▶ [Selected passage]
We are coming up on bad times.

Nationalism is surging throughout Europe. In the Arab world, spring is suddenly winter, and the sects, the tribes, the clans, the religious, the very religious, and the military are taking a step back, eyeing one another for the coming rumble. Now comes a strong and wholly gripping film by Angelina Jolie about the 1990s’ ugly war in Bosnia. I do not know if it’s about what has passed or what is coming. I fear the latter.

The film is called In the Land of Blood and Honey, and it’s something of a pity that it does not star Jolie but was instead directed and written by her. (Those who think pretty equals dumb will be sorely disappointed by this movie.) The actors speak only Serbo-Croatian (with English subtitles), and the movie stars local actors. The audience for this movie hardly exists.

And yet it is only partially about Bosnians. It is also about us, we Americans who are in every scene, occasionally mentioned or quoted but hovering always, stage right or stage left, as Bosnian women are raped, kept as slaves, and then raped again. The young and the pretty, a moment earlier the most fortunate of women, suddenly run out of luck. The crooked finger of the rapist beckons.

The men are hardly spared. About 8,000 Bosnian Muslim males of all ages were massacred at Srebrenica. This was done not in the 1940s by Germans but in 1995 by Serbs, witnessed on the spot and confirmed miles up by spy satellites: telltale trenches, pools of men suddenly gone. And most of us did nothing.

So there I am, stage left, if you will, having been to Bosnia and the Pentagon, and convinced as a result that this is a war to be avoided. And there, stage right, if you will, is the first Bush administration, composed of foreign policy realists, and James Baker, the secretary of state, who makes a cameo: “We got no dog in this fight,” he is quoted as saying. Women are being raped and men are being slaughtered and most of us go about our business. We were — we remain — accomplices by omission.

The atrocities of the Bosnian war were not revealed — shockingly, surprisingly, and all of that — with the cease-fire. They were known at the time. But there were news reports, allegations that were denied, of course. The victims had no names and no faces and did not have lovers or children, as they do in Jolie’s movie, and were not rousted from their homes at gunpoint and sifted by sex for another’s pleasure or for death. They were treated as foreign policy challenges, topics for pro/con TV debates about the role of the United States, the United Nations, the residue of World War II, the inevitable consequence of the collapse of communism, and wars without exit strategies.

▶ [Tasks and exercises]
**1)** In the commentary on Jolie's Bosnia film, why does the writer say the audience for the movie hardly exists?
**2)** Summarize the commentary on Jolie's Bosnia film in two sentences.
**3)** Write the passage that follows the final sentence of the commentary on Jolie's Bosnia film.

▶ [Records supplied]
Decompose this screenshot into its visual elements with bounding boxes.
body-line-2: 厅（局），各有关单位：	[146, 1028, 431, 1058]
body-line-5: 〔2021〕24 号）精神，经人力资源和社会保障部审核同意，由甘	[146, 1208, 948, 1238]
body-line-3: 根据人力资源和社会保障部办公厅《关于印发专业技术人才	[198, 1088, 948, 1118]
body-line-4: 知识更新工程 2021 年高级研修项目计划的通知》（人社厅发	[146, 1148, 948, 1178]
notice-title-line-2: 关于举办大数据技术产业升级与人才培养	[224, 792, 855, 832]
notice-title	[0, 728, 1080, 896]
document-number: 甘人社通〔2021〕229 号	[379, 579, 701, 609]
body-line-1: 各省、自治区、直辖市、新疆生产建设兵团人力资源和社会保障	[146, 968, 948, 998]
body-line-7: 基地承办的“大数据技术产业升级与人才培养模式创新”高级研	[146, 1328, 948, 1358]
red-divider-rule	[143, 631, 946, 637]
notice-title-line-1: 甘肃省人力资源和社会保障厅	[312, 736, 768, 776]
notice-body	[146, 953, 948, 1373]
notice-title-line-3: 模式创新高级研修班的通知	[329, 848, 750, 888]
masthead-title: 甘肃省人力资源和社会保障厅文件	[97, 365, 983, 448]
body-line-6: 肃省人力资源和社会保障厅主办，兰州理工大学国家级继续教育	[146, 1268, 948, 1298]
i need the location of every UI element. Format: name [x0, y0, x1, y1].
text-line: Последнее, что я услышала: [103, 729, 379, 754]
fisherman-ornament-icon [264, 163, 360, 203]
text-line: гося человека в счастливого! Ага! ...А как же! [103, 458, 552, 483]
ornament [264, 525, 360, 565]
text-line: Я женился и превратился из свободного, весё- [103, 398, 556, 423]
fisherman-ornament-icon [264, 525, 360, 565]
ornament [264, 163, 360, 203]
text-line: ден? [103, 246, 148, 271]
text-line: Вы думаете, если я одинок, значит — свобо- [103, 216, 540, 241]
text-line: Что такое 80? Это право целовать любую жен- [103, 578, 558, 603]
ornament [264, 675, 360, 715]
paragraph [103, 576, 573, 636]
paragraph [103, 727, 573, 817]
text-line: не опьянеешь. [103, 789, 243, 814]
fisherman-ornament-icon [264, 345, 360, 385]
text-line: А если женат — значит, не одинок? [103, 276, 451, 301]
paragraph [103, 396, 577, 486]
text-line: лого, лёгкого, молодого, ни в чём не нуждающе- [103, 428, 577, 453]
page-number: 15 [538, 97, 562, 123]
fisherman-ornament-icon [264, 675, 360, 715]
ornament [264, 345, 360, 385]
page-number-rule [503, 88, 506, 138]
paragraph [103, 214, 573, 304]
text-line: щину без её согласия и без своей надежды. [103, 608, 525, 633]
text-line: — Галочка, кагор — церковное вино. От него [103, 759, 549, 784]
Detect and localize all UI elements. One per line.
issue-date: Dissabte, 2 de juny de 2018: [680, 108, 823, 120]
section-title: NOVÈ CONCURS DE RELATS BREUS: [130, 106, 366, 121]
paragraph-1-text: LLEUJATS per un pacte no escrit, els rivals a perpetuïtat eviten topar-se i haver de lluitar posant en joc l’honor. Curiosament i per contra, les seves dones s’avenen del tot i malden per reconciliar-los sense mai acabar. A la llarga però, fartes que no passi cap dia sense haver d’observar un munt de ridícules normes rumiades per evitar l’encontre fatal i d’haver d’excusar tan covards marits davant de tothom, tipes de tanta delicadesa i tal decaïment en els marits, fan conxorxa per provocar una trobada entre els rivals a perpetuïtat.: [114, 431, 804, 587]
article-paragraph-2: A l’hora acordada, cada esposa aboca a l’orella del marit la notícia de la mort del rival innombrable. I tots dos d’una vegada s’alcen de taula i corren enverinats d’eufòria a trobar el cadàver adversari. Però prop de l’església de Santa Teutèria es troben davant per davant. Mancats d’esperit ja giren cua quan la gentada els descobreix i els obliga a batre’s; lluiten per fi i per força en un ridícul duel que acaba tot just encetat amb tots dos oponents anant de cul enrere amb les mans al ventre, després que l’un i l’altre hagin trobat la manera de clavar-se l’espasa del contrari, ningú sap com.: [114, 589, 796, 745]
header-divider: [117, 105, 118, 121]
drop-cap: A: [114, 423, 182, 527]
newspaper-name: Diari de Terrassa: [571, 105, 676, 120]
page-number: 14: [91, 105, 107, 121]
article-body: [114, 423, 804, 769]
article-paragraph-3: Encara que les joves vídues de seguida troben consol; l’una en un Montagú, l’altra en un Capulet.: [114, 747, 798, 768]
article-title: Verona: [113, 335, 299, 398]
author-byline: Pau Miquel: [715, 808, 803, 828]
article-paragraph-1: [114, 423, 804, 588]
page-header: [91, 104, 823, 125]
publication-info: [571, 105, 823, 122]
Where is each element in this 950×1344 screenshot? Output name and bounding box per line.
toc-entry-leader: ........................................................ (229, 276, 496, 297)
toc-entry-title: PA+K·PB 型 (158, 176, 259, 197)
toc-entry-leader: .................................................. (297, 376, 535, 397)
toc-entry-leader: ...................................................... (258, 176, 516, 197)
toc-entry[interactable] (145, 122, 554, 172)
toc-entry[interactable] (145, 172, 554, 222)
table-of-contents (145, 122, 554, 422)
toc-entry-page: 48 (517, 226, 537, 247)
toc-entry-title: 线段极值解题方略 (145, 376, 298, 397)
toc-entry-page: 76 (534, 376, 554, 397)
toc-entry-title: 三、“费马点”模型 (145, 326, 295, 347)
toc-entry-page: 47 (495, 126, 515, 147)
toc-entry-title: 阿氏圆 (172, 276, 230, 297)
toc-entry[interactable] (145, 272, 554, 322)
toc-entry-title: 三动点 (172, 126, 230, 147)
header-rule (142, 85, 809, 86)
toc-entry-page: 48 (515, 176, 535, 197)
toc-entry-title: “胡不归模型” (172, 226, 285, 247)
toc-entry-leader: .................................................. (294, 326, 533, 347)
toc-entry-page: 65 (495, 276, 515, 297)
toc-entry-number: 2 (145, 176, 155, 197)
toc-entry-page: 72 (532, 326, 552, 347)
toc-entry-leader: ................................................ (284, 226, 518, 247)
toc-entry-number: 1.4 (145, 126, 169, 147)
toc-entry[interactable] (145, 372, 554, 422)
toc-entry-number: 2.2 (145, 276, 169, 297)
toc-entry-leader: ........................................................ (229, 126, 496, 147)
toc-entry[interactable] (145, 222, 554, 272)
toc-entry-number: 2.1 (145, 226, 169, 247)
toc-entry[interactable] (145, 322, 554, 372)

▶ [Answers for the tasks]
**1)** The actors speak only Serbo-Croatian, with English subtitles, and the film stars local actors. Jolie directed and wrote it but does not appear in it.

**2)** With nationalism rising in Europe and the Arab world turning from spring to winter, the writer sees Angelina Jolie's In the Land of Blood and Honey, about the rapes and massacres of the 1990s Bosnian war, as possibly a film about what is coming. The film is also about Americans, who knew of atrocities such as the massacre of about 8,000 Bosnian Muslim males at Srebrenica yet mostly did nothing and treated the victims as topics for foreign policy debate, making them accomplices by omission.

**3)**
Jolie’s film is unavoidably one-sided. The Bosnian Serbs are the heavies, but the implosion of Yugoslavia was a complex event. Serbs were evil, but the Muslims and the Croats had blood on their hands as well. Movies cannot be about truth, because truth is complex and perplexing and changes over time. But as in life, the Serbian commander, a fictional representation of the real Ratko Mladić, is the chief villain of this film. Mladić commanded at Srebrenica. He gets his cinematic due.

In September 1995, NATO finally bombed the war to an end and within a couple of tough months Richard Holbrooke forged a peace agreement. It turned out that the United States, along with NATO, could make a difference — and with relatively little effort. No boots went on the ground. The operation was conducted from the sky.

We cannot be the world’s policeman, I know. Still, the world needs a policeman, and who can it be if not the United States? We have to pick our moments, but where we can intervene, as we did successfully in Libya, we must — not alone, surely not alone, but in concert with others. Where you can do something, you must do something.

Some bad days are coming. Maybe history doesn’t repeat itself, but human nature does. Contracting economies mean expanding hatreds. This is no time to mindlessly cut the Pentagon budget. This is no time to turn inward. Jolie made her movie to express frustration with the international community’s apathy and incompetence in Bosnia. She has succeeded. We did have a dog in that fight — not self-interest, but self-respect.

Richard Cohen writes for the Washington Post Writers Group.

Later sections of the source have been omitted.